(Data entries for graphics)

= = = = =

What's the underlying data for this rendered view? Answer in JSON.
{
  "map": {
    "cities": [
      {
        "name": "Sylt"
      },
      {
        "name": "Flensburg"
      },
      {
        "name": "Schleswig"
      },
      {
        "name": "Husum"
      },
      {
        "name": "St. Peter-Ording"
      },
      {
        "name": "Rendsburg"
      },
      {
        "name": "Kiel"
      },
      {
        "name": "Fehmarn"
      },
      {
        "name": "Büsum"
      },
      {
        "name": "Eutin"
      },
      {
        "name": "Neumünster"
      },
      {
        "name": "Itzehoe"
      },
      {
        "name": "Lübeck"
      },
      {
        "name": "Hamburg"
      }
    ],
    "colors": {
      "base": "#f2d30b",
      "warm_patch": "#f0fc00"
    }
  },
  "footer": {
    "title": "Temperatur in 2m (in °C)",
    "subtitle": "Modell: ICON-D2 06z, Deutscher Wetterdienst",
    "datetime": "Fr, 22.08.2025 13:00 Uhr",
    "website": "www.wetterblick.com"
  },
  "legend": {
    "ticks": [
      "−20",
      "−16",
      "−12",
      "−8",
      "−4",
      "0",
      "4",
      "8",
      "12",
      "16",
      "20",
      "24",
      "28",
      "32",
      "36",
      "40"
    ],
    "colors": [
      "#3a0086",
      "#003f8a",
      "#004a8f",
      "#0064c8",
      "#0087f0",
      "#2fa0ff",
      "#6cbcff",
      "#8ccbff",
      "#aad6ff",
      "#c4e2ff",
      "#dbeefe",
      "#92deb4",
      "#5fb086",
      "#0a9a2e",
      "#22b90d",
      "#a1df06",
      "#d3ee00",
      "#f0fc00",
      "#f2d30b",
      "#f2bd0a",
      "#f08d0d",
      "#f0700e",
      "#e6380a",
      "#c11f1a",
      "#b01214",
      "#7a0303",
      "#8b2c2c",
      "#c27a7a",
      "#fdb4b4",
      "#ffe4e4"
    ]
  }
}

= = = = =

**REQUIREMENT**
The records above should be duplicated in full, exactly as given.

**WORKED ANSWER**
What's the underlying data for this rendered view? Answer in JSON.
{
  "map": {
    "cities": [
      {
        "name": "Sylt"
      },
      {
        "name": "Flensburg"
      },
      {
        "name": "Schleswig"
      },
      {
        "name": "Husum"
      },
      {
        "name": "St. Peter-Ording"
      },
      {
        "name": "Rendsburg"
      },
      {
        "name": "Kiel"
      },
      {
        "name": "Fehmarn"
      },
      {
        "name": "Büsum"
      },
      {
        "name": "Eutin"
      },
      {
        "name": "Neumünster"
      },
      {
        "name": "Itzehoe"
      },
      {
        "name": "Lübeck"
      },
      {
        "name": "Hamburg"
      }
    ],
    "colors": {
      "base": "#f2d30b",
      "warm_patch": "#f0fc00"
    }
  },
  "footer": {
    "title": "Temperatur in 2m (in °C)",
    "subtitle": "Modell: ICON-D2 06z, Deutscher Wetterdienst",
    "datetime": "Fr, 22.08.2025 13:00 Uhr",
    "website": "www.wetterblick.com"
  },
  "legend": {
    "ticks": [
      "−20",
      "−16",
      "−12",
      "−8",
      "−4",
      "0",
      "4",
      "8",
      "12",
      "16",
      "20",
      "24",
      "28",
      "32",
      "36",
      "40"
    ],
    "colors": [
      "#3a0086",
      "#003f8a",
      "#004a8f",
      "#0064c8",
      "#0087f0",
      "#2fa0ff",
      "#6cbcff",
      "#8ccbff",
      "#aad6ff",
      "#c4e2ff",
      "#dbeefe",
      "#92deb4",
      "#5fb086",
      "#0a9a2e",
      "#22b90d",
      "#a1df06",
      "#d3ee00",
      "#f0fc00",
      "#f2d30b",
      "#f2bd0a",
      "#f08d0d",
      "#f0700e",
      "#e6380a",
      "#c11f1a",
      "#b01214",
      "#7a0303",
      "#8b2c2c",
      "#c27a7a",
      "#fdb4b4",
      "#ffe4e4"
    ]
  }
}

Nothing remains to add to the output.